Each record below should be repeated precisely as written.

# # # # #

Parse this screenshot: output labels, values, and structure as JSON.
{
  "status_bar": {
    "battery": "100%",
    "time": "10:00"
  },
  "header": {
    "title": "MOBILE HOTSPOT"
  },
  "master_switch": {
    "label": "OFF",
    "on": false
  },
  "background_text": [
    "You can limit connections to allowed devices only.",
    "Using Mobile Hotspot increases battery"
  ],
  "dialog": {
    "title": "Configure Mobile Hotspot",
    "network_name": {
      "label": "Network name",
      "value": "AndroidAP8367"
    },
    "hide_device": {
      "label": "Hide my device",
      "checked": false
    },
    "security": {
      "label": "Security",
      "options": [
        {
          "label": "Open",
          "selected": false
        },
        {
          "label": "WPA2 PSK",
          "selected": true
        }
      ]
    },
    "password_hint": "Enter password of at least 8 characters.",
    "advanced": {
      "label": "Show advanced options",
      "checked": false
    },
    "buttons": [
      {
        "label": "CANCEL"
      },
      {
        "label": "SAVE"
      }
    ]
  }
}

# # # # #

# [Full answer]
Parse this screenshot: output labels, values, and structure as JSON.
{
  "status_bar": {
    "battery": "100%",
    "time": "10:00"
  },
  "header": {
    "title": "MOBILE HOTSPOT"
  },
  "master_switch": {
    "label": "OFF",
    "on": false
  },
  "background_text": [
    "You can limit connections to allowed devices only.",
    "Using Mobile Hotspot increases battery"
  ],
  "dialog": {
    "title": "Configure Mobile Hotspot",
    "network_name": {
      "label": "Network name",
      "value": "AndroidAP8367"
    },
    "hide_device": {
      "label": "Hide my device",
      "checked": false
    },
    "security": {
      "label": "Security",
      "options": [
        {
          "label": "Open",
          "selected": false
        },
        {
          "label": "WPA2 PSK",
          "selected": true
        }
      ]
    },
    "password_hint": "Enter password of at least 8 characters.",
    "advanced": {
      "label": "Show advanced options",
      "checked": false
    },
    "buttons": [
      {
        "label": "CANCEL"
      },
      {
        "label": "SAVE"
      }
    ]
  }
}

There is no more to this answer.